Exercise task
Locate the string "zleceń" throughout the material and copy every line in which it occurs.

Material provided
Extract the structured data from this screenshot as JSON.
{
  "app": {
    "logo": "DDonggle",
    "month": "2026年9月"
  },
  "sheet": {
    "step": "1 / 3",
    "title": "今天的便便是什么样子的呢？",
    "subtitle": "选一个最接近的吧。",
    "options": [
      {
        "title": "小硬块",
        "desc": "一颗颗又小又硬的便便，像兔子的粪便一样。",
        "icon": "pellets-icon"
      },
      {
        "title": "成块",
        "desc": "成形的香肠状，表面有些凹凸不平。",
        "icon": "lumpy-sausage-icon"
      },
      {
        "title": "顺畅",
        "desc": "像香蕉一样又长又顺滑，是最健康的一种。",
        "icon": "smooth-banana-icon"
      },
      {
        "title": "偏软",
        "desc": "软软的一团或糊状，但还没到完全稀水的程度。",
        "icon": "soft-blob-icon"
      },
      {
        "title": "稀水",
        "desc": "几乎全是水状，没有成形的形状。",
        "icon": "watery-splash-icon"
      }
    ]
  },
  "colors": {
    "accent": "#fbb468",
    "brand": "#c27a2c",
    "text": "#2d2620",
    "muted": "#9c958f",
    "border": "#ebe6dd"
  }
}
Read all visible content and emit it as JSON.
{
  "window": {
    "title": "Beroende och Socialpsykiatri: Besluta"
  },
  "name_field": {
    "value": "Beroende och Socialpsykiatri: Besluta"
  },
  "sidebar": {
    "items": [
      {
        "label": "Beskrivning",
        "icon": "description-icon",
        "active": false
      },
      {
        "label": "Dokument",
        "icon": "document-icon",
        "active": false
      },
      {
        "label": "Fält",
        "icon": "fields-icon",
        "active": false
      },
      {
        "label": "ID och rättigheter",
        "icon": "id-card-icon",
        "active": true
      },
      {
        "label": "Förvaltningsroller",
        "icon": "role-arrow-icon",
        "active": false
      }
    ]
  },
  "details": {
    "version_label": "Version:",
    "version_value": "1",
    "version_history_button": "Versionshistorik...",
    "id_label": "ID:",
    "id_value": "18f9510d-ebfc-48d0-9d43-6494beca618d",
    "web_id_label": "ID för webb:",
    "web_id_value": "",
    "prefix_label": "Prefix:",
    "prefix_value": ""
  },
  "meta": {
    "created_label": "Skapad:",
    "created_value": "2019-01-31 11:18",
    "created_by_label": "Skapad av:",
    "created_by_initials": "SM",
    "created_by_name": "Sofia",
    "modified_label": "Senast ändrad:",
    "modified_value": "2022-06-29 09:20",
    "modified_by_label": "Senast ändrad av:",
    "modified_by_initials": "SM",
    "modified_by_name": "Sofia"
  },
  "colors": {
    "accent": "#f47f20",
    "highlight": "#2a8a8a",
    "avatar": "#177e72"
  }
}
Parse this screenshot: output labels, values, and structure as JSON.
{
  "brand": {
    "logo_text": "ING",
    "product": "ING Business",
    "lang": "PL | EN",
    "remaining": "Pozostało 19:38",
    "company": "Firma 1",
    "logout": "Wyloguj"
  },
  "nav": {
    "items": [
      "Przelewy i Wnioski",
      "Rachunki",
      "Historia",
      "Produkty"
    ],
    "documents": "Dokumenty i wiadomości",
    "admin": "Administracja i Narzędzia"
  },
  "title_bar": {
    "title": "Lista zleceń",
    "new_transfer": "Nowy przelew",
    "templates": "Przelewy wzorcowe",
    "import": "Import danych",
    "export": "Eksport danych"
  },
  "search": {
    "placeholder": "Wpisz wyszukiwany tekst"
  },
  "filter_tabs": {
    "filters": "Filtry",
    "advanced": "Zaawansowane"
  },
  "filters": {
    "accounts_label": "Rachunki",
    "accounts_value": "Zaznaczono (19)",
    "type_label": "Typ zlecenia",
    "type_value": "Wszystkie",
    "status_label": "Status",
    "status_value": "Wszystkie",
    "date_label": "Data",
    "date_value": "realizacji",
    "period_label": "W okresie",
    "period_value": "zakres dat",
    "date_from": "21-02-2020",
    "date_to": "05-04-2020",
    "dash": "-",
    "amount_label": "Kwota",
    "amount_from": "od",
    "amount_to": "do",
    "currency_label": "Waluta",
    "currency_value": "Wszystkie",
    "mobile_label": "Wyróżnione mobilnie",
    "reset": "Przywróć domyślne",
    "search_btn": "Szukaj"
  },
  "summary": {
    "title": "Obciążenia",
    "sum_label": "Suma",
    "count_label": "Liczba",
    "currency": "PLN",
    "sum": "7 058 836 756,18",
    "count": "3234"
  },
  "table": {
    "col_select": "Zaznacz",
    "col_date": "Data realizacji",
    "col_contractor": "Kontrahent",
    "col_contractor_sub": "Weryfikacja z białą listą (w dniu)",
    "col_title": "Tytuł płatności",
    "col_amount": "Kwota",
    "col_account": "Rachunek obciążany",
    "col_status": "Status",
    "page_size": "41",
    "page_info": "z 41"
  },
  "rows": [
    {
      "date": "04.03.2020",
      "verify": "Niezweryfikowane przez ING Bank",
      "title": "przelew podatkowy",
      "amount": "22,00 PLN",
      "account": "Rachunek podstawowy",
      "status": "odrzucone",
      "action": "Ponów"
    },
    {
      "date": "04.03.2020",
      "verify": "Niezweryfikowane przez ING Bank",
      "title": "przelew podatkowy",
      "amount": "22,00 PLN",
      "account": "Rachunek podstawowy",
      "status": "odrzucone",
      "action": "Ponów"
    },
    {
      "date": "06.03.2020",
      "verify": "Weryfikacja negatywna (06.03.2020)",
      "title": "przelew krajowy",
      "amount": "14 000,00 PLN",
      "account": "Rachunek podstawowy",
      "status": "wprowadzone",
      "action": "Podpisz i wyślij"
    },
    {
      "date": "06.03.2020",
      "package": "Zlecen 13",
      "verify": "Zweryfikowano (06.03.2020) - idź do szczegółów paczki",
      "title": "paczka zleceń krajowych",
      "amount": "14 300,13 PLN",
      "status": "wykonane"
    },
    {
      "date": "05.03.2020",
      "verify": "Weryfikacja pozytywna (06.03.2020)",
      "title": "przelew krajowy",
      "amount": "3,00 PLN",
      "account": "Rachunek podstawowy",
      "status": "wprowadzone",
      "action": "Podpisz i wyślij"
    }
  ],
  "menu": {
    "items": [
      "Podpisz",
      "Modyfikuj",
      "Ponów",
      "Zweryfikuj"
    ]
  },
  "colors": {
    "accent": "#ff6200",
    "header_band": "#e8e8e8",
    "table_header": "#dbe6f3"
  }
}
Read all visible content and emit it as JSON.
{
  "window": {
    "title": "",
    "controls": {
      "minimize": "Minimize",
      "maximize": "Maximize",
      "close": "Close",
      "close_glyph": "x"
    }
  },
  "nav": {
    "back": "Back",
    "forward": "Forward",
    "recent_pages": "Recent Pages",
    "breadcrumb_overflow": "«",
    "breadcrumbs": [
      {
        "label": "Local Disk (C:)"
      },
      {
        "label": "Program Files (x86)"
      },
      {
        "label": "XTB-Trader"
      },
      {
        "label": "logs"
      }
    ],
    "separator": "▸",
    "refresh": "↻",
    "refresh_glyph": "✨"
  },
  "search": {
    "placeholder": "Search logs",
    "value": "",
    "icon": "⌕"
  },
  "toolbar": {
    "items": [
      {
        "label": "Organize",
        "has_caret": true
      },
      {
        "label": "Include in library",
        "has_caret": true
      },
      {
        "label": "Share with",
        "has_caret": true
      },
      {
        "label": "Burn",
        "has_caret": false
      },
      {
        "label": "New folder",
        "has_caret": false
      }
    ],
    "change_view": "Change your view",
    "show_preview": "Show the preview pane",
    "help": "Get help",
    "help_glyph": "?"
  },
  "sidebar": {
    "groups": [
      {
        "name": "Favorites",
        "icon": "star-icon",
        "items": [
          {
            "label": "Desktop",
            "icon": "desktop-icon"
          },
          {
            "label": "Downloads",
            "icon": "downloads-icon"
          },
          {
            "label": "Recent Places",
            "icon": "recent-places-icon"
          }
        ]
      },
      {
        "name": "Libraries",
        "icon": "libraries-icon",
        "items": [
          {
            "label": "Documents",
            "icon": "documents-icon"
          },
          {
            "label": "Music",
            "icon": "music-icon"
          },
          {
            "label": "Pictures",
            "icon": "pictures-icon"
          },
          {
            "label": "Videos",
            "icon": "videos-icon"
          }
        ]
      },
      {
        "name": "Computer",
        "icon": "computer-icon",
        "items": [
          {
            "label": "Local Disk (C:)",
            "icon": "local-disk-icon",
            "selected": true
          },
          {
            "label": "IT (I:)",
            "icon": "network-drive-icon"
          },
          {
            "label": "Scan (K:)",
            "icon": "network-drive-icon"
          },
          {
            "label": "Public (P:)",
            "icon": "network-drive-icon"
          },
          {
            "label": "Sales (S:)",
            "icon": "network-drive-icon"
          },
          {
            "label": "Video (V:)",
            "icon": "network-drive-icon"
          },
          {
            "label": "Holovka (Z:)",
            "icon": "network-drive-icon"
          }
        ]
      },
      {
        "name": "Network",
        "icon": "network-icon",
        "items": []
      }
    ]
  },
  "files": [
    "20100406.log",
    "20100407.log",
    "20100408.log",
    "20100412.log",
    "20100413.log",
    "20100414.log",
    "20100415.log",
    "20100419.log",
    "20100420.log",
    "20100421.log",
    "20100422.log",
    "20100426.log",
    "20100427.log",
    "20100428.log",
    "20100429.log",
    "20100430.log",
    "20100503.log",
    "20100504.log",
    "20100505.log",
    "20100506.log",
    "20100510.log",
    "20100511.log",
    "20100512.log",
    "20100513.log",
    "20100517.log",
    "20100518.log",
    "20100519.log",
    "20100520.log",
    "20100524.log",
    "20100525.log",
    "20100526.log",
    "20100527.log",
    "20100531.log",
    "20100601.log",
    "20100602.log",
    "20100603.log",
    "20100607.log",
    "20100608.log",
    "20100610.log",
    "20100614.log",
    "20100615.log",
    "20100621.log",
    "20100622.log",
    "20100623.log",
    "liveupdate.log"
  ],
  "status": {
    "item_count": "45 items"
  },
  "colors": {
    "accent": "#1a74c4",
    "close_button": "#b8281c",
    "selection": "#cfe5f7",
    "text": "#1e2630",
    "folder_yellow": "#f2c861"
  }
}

Output for this exercise
    "title": "Lista zleceń",
      "title": "paczka zleceń krajowych",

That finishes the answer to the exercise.